— begin —

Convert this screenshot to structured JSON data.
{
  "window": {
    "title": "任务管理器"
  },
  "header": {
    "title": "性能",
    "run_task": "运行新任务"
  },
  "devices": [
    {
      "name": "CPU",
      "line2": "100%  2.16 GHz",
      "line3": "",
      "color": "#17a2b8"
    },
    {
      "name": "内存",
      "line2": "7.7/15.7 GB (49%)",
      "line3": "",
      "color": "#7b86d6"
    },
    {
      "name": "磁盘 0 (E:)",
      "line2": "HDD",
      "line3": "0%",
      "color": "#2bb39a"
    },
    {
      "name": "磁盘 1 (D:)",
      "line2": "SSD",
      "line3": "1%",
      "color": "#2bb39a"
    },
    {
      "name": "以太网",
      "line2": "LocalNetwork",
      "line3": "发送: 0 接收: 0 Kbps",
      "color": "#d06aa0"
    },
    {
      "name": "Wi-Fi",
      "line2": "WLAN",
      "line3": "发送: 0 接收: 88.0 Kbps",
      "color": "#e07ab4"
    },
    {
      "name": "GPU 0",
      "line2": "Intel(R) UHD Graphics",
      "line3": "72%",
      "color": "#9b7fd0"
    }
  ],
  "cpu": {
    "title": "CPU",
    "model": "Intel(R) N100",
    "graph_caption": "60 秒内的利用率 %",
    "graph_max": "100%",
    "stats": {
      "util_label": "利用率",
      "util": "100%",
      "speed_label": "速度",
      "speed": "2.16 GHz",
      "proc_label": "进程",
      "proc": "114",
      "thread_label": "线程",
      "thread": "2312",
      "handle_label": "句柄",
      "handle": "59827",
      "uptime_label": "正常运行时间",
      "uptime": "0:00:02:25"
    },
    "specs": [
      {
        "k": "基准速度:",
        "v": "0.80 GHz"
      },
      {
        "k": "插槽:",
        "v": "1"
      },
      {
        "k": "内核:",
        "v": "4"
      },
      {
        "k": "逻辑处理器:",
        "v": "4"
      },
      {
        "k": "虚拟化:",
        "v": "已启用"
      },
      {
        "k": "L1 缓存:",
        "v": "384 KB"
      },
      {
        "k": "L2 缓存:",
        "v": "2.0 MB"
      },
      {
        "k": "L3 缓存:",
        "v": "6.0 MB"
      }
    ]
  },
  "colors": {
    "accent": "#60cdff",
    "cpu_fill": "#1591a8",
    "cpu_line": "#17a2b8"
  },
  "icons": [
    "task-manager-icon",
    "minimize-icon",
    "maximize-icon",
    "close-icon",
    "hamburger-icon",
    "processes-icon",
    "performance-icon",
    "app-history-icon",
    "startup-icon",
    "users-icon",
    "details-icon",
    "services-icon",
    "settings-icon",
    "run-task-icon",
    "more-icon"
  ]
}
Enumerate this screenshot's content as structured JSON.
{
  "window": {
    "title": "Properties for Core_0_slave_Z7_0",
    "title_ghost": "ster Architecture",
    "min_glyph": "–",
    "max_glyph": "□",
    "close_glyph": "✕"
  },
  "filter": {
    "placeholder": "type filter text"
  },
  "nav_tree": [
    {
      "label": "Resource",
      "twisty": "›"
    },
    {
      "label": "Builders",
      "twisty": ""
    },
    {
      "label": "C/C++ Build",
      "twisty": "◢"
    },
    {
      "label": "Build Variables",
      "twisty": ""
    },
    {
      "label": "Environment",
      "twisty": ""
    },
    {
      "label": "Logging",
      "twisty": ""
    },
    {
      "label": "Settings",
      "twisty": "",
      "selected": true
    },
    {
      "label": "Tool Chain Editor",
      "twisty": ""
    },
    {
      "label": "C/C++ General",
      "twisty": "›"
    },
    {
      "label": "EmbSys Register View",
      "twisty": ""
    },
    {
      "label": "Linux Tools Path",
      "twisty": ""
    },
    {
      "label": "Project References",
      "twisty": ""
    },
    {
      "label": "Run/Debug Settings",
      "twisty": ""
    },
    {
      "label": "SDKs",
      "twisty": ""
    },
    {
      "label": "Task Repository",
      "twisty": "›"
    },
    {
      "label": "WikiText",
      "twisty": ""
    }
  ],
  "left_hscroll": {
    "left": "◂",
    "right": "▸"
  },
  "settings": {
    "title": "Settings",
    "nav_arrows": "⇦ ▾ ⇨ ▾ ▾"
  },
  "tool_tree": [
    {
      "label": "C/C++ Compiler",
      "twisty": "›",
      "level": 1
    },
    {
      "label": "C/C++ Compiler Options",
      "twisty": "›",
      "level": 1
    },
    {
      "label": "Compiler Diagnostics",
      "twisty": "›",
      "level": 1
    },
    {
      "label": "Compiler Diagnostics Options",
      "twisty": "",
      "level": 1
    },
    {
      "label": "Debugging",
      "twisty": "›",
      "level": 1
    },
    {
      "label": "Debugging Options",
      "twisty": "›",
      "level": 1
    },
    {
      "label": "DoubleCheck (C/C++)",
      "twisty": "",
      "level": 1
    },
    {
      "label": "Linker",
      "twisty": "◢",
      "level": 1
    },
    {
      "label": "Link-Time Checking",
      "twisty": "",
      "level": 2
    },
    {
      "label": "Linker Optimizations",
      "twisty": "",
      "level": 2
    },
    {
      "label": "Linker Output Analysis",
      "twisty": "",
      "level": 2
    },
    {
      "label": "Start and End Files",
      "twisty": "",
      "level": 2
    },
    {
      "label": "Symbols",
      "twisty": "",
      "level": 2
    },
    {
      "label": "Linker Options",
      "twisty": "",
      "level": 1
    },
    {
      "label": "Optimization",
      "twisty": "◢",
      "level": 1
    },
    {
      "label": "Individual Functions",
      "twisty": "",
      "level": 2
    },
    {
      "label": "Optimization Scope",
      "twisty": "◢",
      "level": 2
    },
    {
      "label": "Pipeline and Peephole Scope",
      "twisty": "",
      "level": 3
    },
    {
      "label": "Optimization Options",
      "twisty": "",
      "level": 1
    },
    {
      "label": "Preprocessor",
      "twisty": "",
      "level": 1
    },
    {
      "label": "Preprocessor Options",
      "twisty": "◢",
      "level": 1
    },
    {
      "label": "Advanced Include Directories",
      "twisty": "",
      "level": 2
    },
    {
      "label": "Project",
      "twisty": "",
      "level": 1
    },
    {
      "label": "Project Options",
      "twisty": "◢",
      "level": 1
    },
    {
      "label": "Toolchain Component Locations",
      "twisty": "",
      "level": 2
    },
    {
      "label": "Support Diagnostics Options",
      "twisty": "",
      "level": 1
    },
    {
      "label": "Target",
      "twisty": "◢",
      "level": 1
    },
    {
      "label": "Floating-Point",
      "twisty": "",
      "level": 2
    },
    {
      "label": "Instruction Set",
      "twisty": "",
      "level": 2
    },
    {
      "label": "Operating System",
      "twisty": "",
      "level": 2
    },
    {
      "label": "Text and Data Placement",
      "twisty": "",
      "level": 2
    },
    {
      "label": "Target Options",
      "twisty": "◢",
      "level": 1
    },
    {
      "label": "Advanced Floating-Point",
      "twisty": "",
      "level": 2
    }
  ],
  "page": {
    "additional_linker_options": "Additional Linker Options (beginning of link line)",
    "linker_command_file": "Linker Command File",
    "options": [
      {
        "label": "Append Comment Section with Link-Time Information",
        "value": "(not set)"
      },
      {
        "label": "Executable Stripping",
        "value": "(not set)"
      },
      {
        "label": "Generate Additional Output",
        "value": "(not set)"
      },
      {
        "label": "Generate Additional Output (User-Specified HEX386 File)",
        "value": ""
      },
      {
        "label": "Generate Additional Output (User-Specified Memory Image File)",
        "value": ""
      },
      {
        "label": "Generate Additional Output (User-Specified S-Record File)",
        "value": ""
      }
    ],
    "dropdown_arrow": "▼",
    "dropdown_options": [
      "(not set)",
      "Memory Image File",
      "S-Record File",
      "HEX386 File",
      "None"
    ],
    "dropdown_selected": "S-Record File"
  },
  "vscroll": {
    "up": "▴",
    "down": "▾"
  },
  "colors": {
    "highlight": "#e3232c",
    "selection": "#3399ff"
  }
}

— end —

**Objective:** List every line above that contains the word "Debugging".

**Result of the exercise:**
      "label": "Debugging",
      "label": "Debugging Options",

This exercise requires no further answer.